**Given instruction**
Report every line from the material that contains the word "subtitle".

# # # # # # #

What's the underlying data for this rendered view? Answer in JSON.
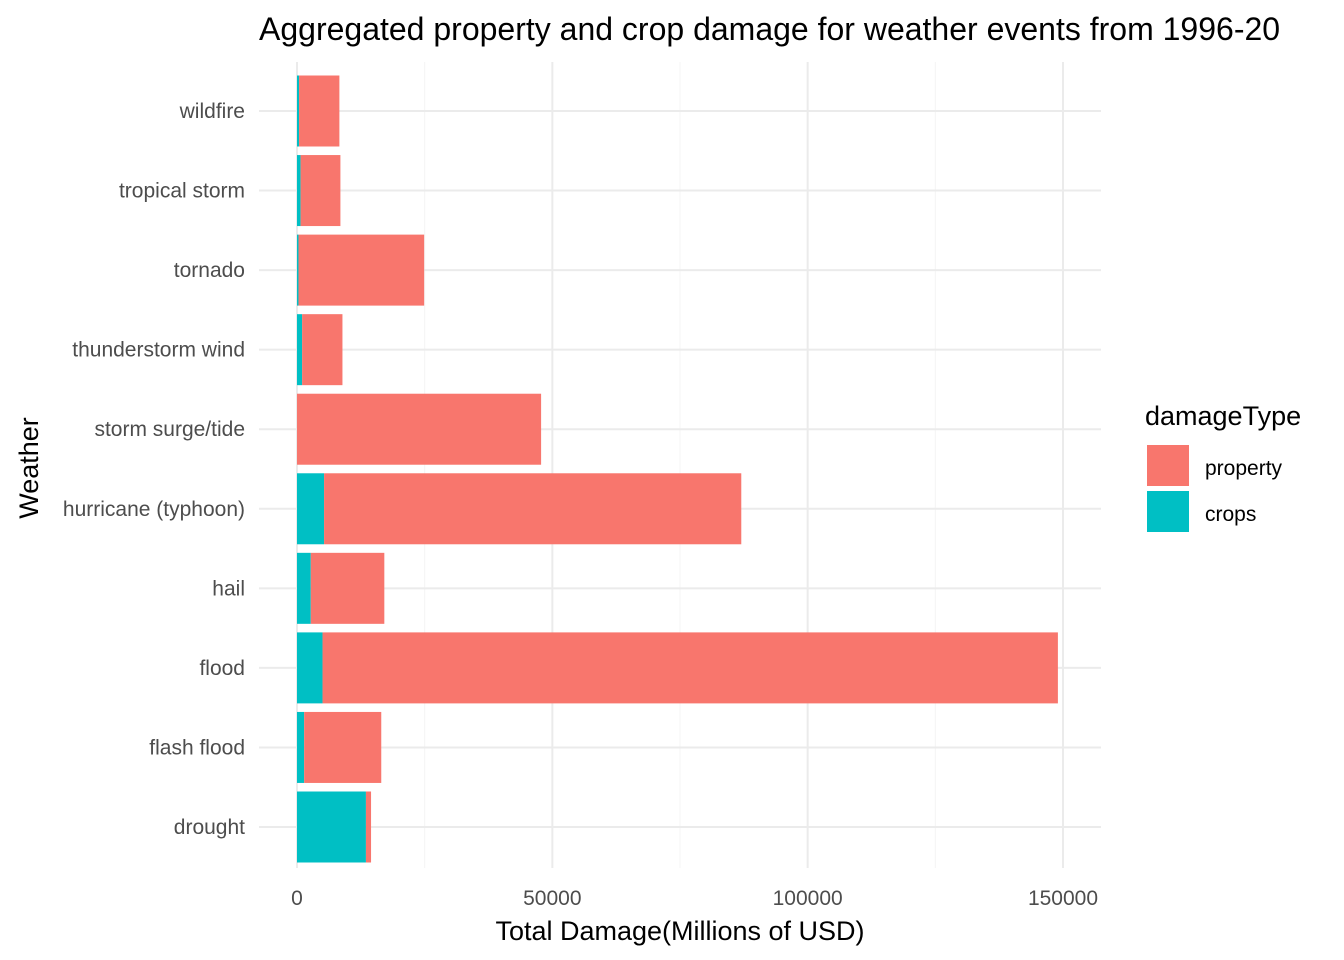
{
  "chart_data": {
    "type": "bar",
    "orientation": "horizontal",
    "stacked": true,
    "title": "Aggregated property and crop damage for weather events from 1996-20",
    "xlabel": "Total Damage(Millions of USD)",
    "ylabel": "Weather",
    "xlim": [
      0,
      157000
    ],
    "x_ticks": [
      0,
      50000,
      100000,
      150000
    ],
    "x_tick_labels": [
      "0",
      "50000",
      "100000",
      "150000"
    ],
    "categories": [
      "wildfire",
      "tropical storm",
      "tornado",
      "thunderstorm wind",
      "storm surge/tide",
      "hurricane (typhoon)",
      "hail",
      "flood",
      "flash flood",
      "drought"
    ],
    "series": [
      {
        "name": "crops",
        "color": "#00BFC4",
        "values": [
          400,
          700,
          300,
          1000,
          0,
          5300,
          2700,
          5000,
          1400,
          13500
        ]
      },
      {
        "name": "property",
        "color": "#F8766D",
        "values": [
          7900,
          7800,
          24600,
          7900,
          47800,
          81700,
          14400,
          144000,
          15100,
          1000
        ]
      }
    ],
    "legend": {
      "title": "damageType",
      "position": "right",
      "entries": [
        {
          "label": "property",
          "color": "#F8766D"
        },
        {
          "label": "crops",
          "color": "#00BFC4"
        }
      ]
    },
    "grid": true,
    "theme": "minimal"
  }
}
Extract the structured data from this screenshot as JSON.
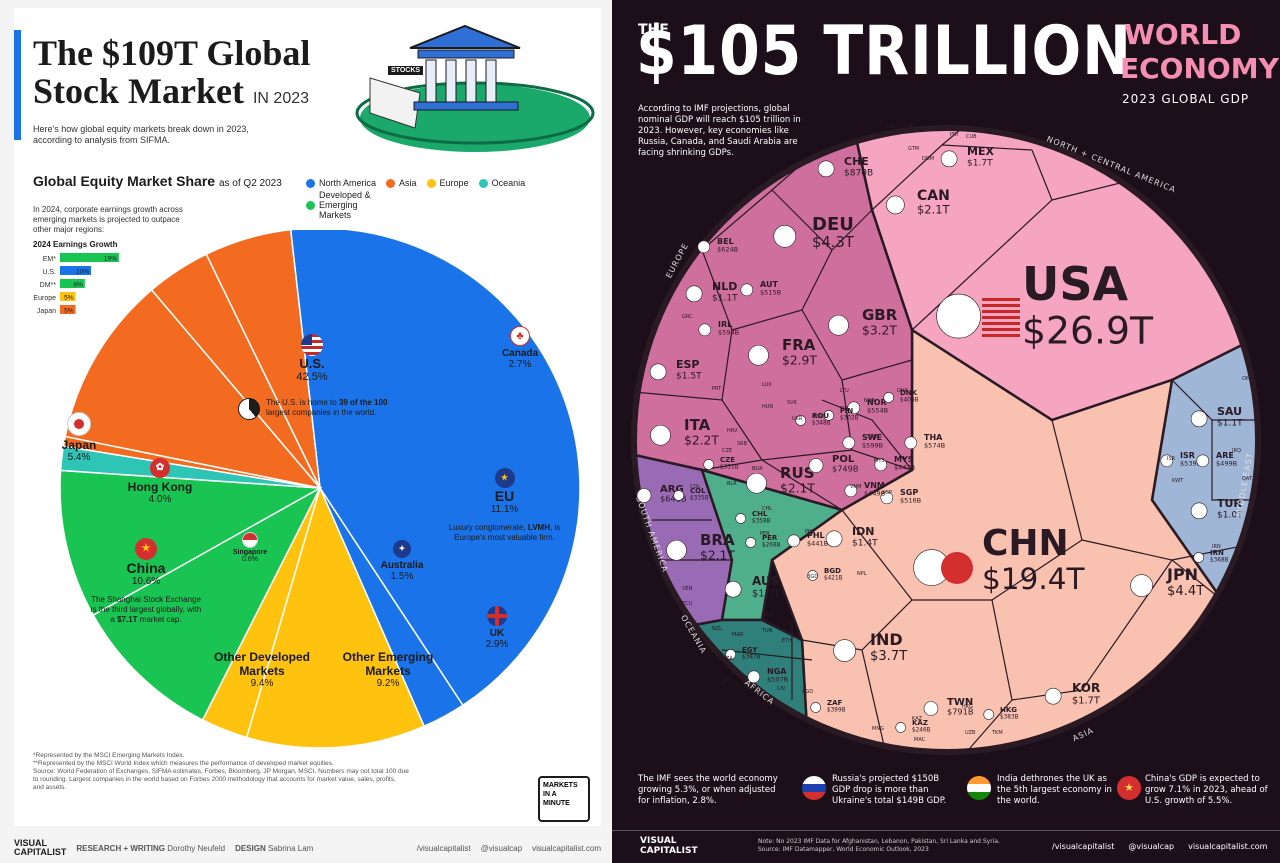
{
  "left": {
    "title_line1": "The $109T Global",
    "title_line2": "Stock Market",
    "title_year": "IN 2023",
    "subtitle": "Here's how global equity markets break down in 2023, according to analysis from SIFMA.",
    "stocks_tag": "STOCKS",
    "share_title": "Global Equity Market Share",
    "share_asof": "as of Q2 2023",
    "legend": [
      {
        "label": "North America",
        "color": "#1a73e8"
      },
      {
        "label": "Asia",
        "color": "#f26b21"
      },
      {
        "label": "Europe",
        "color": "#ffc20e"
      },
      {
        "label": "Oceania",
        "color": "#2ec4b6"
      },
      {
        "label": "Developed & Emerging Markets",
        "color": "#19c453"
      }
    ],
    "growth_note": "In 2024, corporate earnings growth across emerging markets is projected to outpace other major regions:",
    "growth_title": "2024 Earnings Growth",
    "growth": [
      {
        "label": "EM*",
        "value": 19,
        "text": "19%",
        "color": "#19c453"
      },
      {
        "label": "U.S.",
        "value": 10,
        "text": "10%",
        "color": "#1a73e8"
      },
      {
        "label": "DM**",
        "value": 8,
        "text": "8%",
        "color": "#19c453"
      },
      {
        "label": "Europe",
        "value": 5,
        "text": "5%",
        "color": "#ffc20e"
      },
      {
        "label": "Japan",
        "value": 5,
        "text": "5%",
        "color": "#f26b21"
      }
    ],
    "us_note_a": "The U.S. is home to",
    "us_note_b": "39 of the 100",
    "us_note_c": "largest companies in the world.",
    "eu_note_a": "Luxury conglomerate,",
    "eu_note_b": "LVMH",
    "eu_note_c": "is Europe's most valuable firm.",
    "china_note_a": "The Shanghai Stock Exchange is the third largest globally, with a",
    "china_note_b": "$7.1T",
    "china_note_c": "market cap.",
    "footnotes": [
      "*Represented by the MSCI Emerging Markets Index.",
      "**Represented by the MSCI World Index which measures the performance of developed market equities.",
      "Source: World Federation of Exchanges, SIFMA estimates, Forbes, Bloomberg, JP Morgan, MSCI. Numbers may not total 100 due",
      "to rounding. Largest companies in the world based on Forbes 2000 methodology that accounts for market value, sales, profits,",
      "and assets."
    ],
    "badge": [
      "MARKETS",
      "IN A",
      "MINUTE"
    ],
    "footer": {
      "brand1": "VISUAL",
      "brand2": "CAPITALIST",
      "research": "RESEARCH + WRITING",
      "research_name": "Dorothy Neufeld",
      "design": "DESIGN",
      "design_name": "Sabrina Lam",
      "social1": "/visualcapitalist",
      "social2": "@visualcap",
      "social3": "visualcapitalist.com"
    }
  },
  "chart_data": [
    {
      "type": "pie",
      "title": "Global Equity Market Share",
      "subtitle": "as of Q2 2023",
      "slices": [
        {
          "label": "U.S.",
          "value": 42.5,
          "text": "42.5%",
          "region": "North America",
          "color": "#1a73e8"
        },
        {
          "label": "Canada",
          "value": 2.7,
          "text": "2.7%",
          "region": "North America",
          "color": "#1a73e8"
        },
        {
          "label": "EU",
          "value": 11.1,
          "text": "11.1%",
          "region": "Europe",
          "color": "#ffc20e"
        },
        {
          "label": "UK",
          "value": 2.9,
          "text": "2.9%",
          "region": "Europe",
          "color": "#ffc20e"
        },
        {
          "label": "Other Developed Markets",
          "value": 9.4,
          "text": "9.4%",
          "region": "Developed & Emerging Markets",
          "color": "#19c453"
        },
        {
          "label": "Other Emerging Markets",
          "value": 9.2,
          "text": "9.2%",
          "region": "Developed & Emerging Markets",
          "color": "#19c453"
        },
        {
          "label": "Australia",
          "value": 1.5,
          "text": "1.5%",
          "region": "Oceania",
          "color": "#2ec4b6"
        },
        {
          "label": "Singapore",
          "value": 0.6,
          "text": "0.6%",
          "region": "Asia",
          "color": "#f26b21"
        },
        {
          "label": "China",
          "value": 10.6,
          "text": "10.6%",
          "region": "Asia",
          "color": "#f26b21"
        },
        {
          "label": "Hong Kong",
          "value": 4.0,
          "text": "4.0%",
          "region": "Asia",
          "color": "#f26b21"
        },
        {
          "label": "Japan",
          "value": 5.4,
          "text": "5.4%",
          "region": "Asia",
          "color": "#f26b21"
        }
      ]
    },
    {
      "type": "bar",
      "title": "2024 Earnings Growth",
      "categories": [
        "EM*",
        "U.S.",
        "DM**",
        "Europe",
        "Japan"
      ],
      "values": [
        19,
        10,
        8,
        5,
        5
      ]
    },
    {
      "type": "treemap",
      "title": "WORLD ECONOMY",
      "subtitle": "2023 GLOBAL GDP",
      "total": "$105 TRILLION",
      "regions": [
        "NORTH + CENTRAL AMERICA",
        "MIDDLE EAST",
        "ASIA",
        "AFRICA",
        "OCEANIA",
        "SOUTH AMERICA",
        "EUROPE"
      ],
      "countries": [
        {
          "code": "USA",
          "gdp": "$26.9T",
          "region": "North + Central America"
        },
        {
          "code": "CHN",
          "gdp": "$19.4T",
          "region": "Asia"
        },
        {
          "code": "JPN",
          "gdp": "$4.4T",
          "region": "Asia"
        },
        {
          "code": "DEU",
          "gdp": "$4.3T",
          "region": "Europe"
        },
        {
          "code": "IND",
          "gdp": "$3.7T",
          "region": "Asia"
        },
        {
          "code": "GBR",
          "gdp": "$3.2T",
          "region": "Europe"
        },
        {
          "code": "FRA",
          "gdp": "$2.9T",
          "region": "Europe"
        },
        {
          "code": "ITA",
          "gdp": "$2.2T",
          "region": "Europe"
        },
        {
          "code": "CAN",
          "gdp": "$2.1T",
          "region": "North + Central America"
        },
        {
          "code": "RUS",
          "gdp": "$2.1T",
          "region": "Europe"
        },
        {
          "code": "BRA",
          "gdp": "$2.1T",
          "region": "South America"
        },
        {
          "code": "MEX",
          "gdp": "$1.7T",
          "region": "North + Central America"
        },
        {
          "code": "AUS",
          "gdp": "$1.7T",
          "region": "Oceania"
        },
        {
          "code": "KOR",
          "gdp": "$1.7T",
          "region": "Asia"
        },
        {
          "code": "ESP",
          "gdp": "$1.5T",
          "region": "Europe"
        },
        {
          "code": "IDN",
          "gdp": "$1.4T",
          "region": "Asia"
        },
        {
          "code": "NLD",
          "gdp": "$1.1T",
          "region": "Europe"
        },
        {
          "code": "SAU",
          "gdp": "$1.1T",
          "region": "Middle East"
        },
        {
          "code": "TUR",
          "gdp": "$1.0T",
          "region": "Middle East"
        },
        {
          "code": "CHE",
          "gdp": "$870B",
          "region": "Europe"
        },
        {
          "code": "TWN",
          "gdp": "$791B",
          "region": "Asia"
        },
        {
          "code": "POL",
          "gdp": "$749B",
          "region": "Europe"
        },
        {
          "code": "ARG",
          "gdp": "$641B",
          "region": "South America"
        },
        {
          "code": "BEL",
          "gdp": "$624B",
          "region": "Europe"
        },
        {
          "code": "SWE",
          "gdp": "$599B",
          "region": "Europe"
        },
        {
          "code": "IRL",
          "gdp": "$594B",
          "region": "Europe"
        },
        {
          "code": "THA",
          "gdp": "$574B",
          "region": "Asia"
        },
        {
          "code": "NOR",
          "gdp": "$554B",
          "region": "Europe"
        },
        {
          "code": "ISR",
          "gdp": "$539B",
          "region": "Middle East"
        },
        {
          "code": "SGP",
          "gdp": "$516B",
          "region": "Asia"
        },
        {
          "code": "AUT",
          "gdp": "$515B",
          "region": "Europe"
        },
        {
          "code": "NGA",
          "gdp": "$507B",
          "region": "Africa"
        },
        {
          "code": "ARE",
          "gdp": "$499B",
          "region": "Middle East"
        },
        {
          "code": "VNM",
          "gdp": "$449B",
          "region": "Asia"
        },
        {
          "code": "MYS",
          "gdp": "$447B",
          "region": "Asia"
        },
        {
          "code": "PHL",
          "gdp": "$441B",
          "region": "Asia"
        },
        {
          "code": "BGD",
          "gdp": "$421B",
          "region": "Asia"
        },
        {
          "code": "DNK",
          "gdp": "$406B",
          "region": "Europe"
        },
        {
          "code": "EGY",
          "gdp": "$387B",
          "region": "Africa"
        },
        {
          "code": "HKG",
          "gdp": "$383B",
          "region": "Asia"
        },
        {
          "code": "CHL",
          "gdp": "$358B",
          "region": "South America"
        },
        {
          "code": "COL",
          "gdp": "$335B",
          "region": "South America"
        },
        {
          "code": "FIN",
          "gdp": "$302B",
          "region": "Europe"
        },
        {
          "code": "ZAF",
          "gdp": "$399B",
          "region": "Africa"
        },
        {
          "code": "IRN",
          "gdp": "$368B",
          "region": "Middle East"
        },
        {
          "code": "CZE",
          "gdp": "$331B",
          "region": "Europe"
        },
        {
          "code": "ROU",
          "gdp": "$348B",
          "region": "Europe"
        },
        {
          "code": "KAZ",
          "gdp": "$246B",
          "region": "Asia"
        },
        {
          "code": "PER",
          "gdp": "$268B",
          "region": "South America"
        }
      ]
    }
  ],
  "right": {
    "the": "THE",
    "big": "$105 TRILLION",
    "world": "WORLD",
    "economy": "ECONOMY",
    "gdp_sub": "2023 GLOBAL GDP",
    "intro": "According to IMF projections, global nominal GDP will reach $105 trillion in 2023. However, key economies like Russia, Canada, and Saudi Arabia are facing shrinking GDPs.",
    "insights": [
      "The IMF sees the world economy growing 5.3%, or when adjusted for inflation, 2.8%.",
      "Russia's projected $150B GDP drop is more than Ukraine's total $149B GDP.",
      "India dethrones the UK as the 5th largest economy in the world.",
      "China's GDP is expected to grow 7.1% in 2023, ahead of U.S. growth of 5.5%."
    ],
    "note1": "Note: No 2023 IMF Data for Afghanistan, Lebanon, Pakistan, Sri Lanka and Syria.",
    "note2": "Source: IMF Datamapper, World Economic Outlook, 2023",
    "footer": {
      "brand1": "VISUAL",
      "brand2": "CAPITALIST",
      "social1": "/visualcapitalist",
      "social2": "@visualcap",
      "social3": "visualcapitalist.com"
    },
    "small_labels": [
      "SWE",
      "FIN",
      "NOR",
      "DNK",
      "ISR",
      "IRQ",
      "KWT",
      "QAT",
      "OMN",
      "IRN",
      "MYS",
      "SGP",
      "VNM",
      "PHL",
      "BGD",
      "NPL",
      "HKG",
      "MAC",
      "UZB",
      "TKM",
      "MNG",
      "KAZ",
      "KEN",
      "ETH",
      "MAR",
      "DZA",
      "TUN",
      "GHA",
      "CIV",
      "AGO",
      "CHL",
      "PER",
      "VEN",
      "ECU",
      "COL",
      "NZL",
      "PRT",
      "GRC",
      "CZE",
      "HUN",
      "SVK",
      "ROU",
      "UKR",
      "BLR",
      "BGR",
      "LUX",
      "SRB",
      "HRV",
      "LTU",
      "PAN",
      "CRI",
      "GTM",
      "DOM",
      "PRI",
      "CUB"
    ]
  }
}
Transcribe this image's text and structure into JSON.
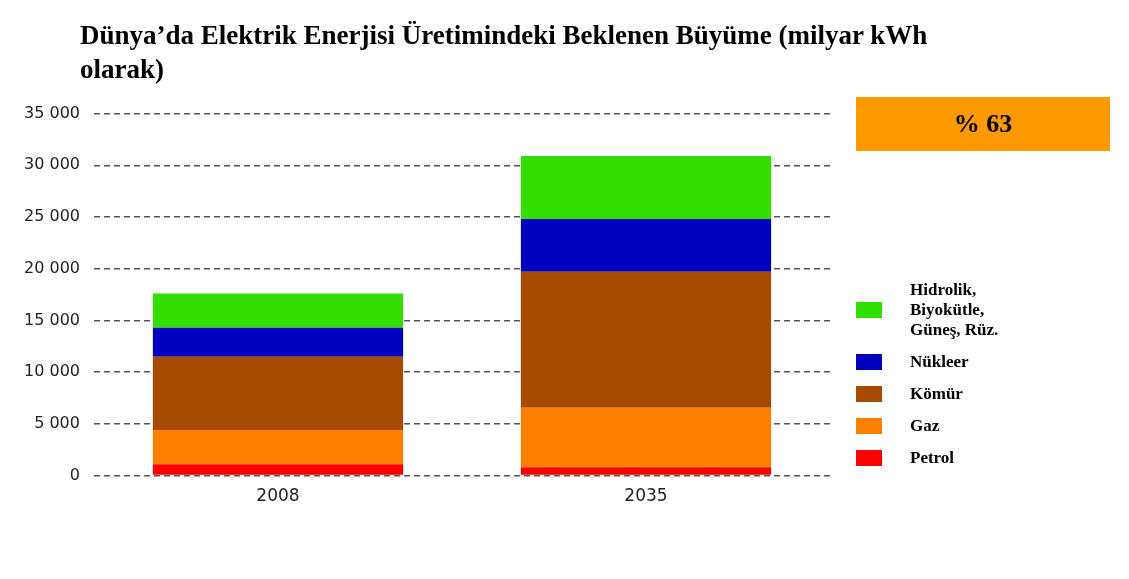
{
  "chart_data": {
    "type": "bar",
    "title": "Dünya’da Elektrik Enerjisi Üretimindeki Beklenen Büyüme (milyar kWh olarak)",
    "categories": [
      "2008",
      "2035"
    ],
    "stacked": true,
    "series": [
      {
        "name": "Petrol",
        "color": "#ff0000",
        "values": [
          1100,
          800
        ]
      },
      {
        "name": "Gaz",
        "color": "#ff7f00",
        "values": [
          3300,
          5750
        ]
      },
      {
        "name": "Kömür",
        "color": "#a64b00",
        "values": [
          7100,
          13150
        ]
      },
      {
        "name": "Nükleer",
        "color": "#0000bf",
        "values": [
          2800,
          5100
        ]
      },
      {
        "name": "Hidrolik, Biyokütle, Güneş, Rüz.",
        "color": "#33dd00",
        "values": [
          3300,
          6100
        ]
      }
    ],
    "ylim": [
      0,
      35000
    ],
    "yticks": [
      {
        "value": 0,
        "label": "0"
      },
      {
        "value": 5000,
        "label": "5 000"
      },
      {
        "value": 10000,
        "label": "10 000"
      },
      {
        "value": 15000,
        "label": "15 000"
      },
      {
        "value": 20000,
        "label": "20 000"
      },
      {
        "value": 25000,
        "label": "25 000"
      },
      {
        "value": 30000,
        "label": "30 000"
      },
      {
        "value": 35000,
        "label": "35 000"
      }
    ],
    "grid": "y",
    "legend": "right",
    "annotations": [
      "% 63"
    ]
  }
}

# # # # # # #

**Solution to this problem**
    "subtitle": "Here's how global equity markets break down in 2023, according to analysis from SIFMA.",
      "subtitle": "as of Q2 2023",
      "subtitle": "2023 GLOBAL GDP",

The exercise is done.